Figure collection entries
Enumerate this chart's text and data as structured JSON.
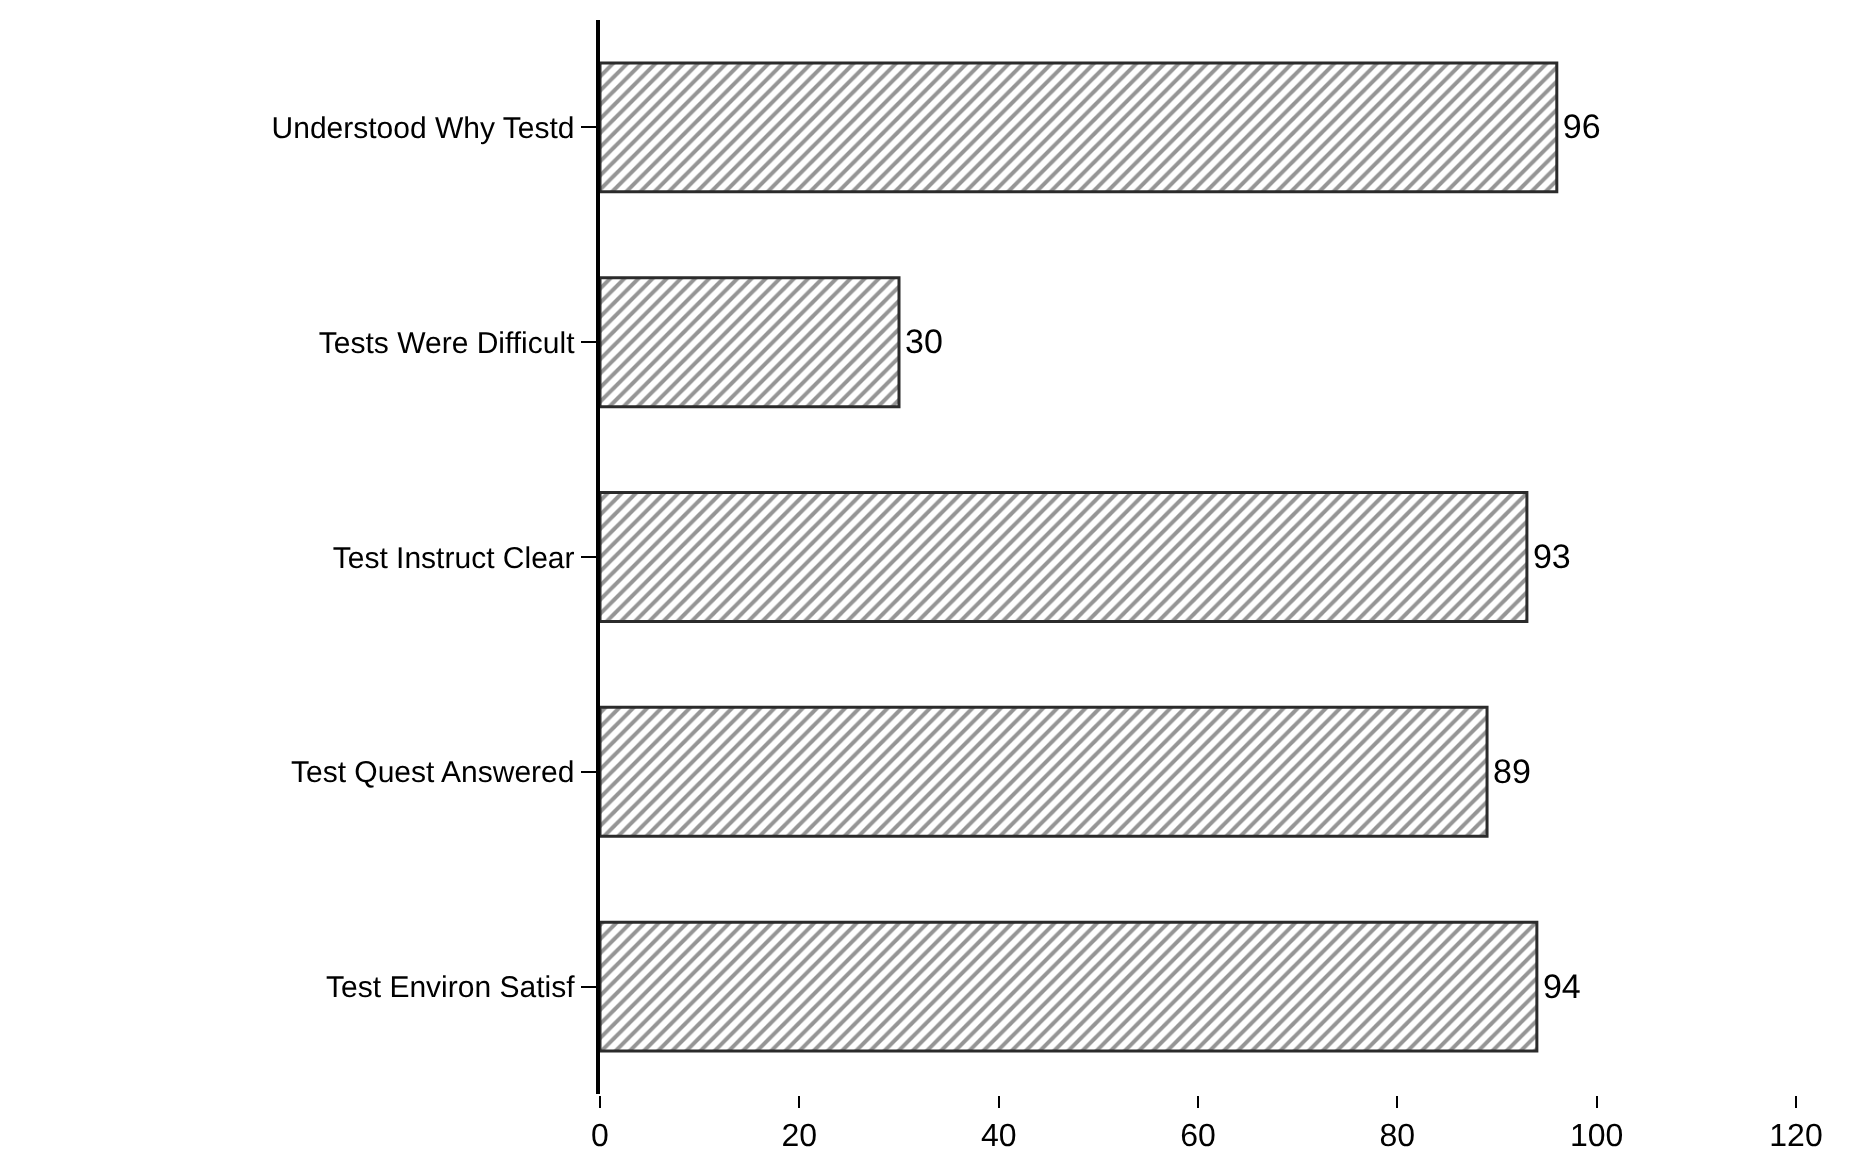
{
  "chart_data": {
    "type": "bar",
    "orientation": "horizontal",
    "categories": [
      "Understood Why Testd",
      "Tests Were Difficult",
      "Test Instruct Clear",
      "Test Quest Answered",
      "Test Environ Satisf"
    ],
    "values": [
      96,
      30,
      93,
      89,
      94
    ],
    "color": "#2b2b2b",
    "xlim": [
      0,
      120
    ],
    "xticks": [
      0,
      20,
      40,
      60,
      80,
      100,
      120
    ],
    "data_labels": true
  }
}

• Prompt
Skip the images and write out the rest of the listing exactly.

• Answer to this exercise
Enumerate this chart's text and data as structured JSON.
{
  "chart_data": {
    "type": "bar",
    "orientation": "horizontal",
    "categories": [
      "Understood Why Testd",
      "Tests Were Difficult",
      "Test Instruct Clear",
      "Test Quest Answered",
      "Test Environ Satisf"
    ],
    "values": [
      96,
      30,
      93,
      89,
      94
    ],
    "color": "#2b2b2b",
    "xlim": [
      0,
      120
    ],
    "xticks": [
      0,
      20,
      40,
      60,
      80,
      100,
      120
    ],
    "data_labels": true
  }
}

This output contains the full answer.